- TASK TO CARRY OUT: Give only the count of lines containing "Enumerate".
--- start of ITEMS ---
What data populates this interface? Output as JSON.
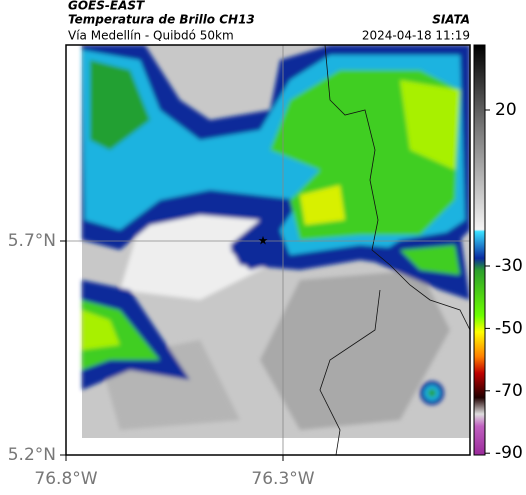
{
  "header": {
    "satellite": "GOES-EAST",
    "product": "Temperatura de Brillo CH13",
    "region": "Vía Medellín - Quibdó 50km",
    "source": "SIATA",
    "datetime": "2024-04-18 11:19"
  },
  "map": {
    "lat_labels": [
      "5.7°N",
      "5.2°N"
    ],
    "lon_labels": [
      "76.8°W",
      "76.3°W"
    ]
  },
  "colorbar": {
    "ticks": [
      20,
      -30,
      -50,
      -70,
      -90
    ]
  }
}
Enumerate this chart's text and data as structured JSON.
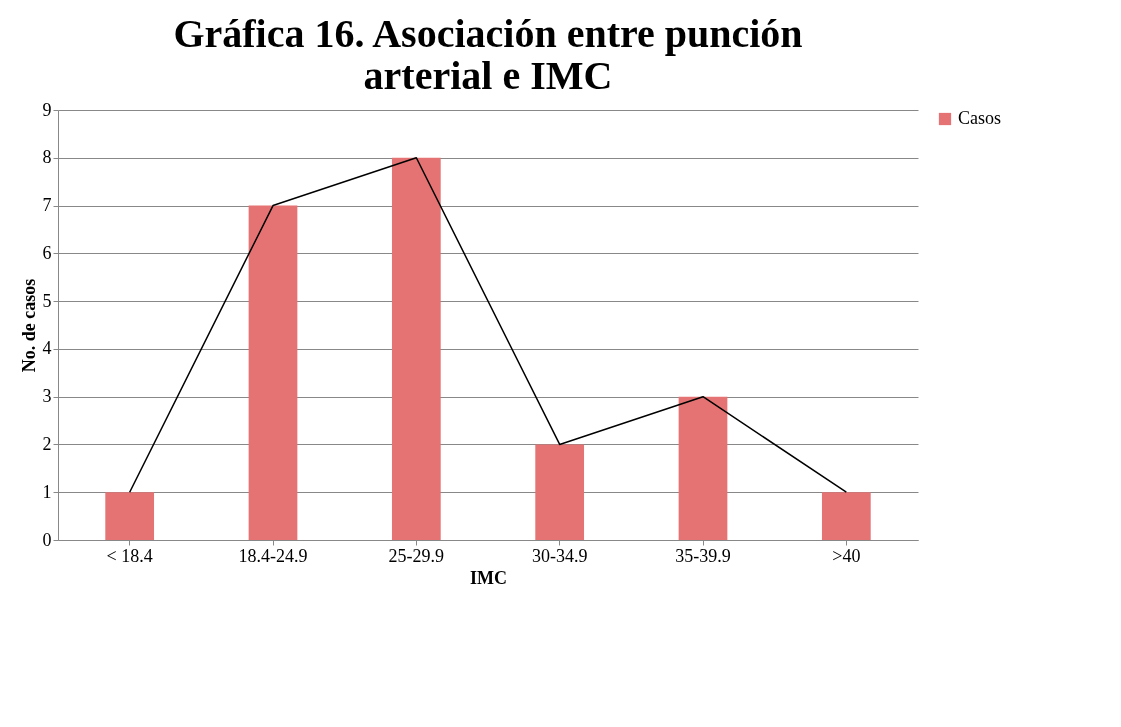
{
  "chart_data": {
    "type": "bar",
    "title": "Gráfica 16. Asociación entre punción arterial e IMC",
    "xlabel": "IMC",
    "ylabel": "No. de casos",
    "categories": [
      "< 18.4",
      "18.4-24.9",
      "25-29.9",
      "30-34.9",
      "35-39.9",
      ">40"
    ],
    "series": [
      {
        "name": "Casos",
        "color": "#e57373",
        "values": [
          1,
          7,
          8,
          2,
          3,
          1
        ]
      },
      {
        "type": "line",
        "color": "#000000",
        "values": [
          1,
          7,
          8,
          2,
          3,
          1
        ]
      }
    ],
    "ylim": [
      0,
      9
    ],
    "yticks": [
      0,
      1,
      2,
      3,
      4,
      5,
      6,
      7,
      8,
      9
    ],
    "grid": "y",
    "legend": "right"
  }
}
--- end of ITEMS ---
--- start of ITEMS ---
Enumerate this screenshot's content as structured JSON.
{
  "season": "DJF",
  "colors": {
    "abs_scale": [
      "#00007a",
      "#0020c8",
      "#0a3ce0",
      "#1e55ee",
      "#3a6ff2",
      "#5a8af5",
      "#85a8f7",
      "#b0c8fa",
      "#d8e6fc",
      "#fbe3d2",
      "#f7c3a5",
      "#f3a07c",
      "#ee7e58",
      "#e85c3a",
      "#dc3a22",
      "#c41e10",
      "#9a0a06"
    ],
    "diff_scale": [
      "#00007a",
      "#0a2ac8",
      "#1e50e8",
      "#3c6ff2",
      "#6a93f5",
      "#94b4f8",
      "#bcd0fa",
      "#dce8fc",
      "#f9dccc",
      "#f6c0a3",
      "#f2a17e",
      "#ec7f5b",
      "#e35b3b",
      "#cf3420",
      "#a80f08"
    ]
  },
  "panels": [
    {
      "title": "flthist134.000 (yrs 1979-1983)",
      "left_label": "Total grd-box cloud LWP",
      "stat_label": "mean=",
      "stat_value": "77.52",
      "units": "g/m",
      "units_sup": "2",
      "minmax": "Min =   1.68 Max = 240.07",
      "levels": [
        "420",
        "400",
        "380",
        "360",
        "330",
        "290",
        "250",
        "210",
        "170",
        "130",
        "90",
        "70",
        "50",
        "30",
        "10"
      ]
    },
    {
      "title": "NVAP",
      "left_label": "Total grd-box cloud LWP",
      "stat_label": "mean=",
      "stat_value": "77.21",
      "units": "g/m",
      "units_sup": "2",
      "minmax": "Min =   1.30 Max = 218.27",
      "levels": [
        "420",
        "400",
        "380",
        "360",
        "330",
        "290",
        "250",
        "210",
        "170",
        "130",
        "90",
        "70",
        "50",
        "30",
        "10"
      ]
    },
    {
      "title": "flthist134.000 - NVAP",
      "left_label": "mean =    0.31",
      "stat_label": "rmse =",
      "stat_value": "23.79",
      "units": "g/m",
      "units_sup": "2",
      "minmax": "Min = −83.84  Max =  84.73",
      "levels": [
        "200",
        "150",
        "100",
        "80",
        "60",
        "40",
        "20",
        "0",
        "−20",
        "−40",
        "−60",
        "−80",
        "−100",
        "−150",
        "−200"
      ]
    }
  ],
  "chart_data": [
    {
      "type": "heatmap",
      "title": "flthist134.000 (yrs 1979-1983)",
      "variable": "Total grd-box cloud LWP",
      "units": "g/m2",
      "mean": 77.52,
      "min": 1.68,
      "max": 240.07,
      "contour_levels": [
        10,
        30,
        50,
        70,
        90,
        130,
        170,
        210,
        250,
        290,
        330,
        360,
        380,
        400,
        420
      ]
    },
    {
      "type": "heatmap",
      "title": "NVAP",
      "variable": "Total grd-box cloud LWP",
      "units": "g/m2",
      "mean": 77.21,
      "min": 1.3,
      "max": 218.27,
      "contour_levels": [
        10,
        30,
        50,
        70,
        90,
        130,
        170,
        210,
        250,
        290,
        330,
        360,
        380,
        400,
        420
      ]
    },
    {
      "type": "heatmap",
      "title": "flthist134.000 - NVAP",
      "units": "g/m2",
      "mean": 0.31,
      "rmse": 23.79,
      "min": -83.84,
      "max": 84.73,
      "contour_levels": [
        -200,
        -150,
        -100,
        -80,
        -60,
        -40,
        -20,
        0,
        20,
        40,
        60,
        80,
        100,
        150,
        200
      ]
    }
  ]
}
--- end of ITEMS ---
- RESULT BELOW: 2